WORK TO COMPLETE: Copy out all the records exactly.

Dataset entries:
** start **

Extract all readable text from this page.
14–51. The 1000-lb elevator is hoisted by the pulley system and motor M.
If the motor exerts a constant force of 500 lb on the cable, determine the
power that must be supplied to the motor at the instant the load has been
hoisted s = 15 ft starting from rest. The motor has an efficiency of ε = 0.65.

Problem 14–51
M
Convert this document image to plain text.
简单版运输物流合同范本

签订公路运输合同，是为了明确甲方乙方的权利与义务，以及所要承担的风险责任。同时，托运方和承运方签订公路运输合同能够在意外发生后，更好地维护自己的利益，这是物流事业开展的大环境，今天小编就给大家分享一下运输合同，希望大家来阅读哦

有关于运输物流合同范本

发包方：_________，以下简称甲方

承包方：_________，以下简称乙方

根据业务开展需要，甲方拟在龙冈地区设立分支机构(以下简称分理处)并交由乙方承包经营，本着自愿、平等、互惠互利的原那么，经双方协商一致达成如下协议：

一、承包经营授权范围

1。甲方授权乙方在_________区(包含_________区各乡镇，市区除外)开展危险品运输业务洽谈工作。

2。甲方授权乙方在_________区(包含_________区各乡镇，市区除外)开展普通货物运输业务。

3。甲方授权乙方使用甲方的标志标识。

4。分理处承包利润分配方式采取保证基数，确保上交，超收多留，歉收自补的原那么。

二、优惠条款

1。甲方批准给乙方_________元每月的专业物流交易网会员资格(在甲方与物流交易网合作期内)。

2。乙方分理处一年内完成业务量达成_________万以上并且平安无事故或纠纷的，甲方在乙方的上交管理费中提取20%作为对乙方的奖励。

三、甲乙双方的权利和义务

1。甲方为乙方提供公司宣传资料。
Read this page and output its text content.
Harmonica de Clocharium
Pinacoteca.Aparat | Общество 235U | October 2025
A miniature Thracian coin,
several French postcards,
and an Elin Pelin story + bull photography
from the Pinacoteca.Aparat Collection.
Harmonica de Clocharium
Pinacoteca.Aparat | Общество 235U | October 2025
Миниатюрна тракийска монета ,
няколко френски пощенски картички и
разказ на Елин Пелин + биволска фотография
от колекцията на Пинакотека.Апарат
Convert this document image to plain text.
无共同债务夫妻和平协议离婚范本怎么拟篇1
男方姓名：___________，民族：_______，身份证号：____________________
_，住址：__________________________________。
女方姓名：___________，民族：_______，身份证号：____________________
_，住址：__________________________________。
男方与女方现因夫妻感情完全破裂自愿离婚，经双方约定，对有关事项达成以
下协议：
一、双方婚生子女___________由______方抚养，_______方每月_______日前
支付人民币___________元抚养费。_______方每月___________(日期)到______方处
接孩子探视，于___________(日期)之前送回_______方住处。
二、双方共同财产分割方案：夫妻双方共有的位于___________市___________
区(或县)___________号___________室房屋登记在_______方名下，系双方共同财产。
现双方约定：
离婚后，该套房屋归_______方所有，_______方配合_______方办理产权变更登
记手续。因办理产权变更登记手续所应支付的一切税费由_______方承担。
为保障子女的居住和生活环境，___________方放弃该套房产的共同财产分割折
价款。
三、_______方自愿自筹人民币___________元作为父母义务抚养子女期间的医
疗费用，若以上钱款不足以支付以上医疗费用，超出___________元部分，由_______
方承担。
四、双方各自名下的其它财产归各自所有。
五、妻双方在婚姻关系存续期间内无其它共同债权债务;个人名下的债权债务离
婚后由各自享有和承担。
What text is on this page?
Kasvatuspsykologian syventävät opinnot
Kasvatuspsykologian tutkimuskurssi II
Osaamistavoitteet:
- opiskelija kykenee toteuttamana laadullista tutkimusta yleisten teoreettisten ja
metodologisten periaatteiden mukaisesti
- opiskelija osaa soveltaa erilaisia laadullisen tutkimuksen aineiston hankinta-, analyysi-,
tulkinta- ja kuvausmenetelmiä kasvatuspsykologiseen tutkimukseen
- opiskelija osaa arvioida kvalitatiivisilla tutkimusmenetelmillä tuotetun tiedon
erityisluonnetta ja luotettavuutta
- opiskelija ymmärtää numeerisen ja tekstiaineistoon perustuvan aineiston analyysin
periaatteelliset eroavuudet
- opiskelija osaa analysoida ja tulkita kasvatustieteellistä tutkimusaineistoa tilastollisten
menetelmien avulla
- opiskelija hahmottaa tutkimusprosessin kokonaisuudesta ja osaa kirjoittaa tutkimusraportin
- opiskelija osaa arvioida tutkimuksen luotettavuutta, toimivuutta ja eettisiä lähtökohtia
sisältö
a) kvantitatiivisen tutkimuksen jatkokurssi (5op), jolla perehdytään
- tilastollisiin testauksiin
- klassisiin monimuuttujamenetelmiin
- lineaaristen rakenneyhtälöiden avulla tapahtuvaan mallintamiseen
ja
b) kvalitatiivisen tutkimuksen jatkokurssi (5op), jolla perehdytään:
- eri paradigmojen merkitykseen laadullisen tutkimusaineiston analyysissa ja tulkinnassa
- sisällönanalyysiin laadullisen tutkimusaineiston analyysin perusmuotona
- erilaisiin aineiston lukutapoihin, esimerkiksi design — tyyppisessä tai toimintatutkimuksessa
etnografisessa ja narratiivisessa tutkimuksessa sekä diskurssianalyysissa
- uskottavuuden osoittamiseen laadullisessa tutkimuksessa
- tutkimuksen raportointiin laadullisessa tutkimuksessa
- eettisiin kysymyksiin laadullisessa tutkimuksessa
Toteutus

** end **

ANSWER TO THIS EXERCISE:
Extract all readable text from this page.
14–51. The 1000-lb elevator is hoisted by the pulley system and motor M.
If the motor exerts a constant force of 500 lb on the cable, determine the
power that must be supplied to the motor at the instant the load has been
hoisted s = 15 ft starting from rest. The motor has an efficiency of ε = 0.65.

Problem 14–51
M
Convert this document image to plain text.
简单版运输物流合同范本

签订公路运输合同，是为了明确甲方乙方的权利与义务，以及所要承担的风险责任。同时，托运方和承运方签订公路运输合同能够在意外发生后，更好地维护自己的利益，这是物流事业开展的大环境，今天小编就给大家分享一下运输合同，希望大家来阅读哦

有关于运输物流合同范本

发包方：_________，以下简称甲方

承包方：_________，以下简称乙方

根据业务开展需要，甲方拟在龙冈地区设立分支机构(以下简称分理处)并交由乙方承包经营，本着自愿、平等、互惠互利的原那么，经双方协商一致达成如下协议：

一、承包经营授权范围

1。甲方授权乙方在_________区(包含_________区各乡镇，市区除外)开展危险品运输业务洽谈工作。

2。甲方授权乙方在_________区(包含_________区各乡镇，市区除外)开展普通货物运输业务。

3。甲方授权乙方使用甲方的标志标识。

4。分理处承包利润分配方式采取保证基数，确保上交，超收多留，歉收自补的原那么。

二、优惠条款

1。甲方批准给乙方_________元每月的专业物流交易网会员资格(在甲方与物流交易网合作期内)。

2。乙方分理处一年内完成业务量达成_________万以上并且平安无事故或纠纷的，甲方在乙方的上交管理费中提取20%作为对乙方的奖励。

三、甲乙双方的权利和义务

1。甲方为乙方提供公司宣传资料。
Read this page and output its text content.
Harmonica de Clocharium
Pinacoteca.Aparat | Общество 235U | October 2025
A miniature Thracian coin,
several French postcards,
and an Elin Pelin story + bull photography
from the Pinacoteca.Aparat Collection.
Harmonica de Clocharium
Pinacoteca.Aparat | Общество 235U | October 2025
Миниатюрна тракийска монета ,
няколко френски пощенски картички и
разказ на Елин Пелин + биволска фотография
от колекцията на Пинакотека.Апарат
Convert this document image to plain text.
无共同债务夫妻和平协议离婚范本怎么拟篇1
男方姓名：___________，民族：_______，身份证号：____________________
_，住址：__________________________________。
女方姓名：___________，民族：_______，身份证号：____________________
_，住址：__________________________________。
男方与女方现因夫妻感情完全破裂自愿离婚，经双方约定，对有关事项达成以
下协议：
一、双方婚生子女___________由______方抚养，_______方每月_______日前
支付人民币___________元抚养费。_______方每月___________(日期)到______方处
接孩子探视，于___________(日期)之前送回_______方住处。
二、双方共同财产分割方案：夫妻双方共有的位于___________市___________
区(或县)___________号___________室房屋登记在_______方名下，系双方共同财产。
现双方约定：
离婚后，该套房屋归_______方所有，_______方配合_______方办理产权变更登
记手续。因办理产权变更登记手续所应支付的一切税费由_______方承担。
为保障子女的居住和生活环境，___________方放弃该套房产的共同财产分割折
价款。
三、_______方自愿自筹人民币___________元作为父母义务抚养子女期间的医
疗费用，若以上钱款不足以支付以上医疗费用，超出___________元部分，由_______
方承担。
四、双方各自名下的其它财产归各自所有。
五、妻双方在婚姻关系存续期间内无其它共同债权债务;个人名下的债权债务离
婚后由各自享有和承担。
What text is on this page?
Kasvatuspsykologian syventävät opinnot
Kasvatuspsykologian tutkimuskurssi II
Osaamistavoitteet:
- opiskelija kykenee toteuttamana laadullista tutkimusta yleisten teoreettisten ja
metodologisten periaatteiden mukaisesti
- opiskelija osaa soveltaa erilaisia laadullisen tutkimuksen aineiston hankinta-, analyysi-,
tulkinta- ja kuvausmenetelmiä kasvatuspsykologiseen tutkimukseen
- opiskelija osaa arvioida kvalitatiivisilla tutkimusmenetelmillä tuotetun tiedon
erityisluonnetta ja luotettavuutta
- opiskelija ymmärtää numeerisen ja tekstiaineistoon perustuvan aineiston analyysin
periaatteelliset eroavuudet
- opiskelija osaa analysoida ja tulkita kasvatustieteellistä tutkimusaineistoa tilastollisten
menetelmien avulla
- opiskelija hahmottaa tutkimusprosessin kokonaisuudesta ja osaa kirjoittaa tutkimusraportin
- opiskelija osaa arvioida tutkimuksen luotettavuutta, toimivuutta ja eettisiä lähtökohtia
sisältö
a) kvantitatiivisen tutkimuksen jatkokurssi (5op), jolla perehdytään
- tilastollisiin testauksiin
- klassisiin monimuuttujamenetelmiin
- lineaaristen rakenneyhtälöiden avulla tapahtuvaan mallintamiseen
ja
b) kvalitatiivisen tutkimuksen jatkokurssi (5op), jolla perehdytään:
- eri paradigmojen merkitykseen laadullisen tutkimusaineiston analyysissa ja tulkinnassa
- sisällönanalyysiin laadullisen tutkimusaineiston analyysin perusmuotona
- erilaisiin aineiston lukutapoihin, esimerkiksi design — tyyppisessä tai toimintatutkimuksessa
etnografisessa ja narratiivisessa tutkimuksessa sekä diskurssianalyysissa
- uskottavuuden osoittamiseen laadullisessa tutkimuksessa
- tutkimuksen raportointiin laadullisessa tutkimuksessa
- eettisiin kysymyksiin laadullisessa tutkimuksessa
Toteutus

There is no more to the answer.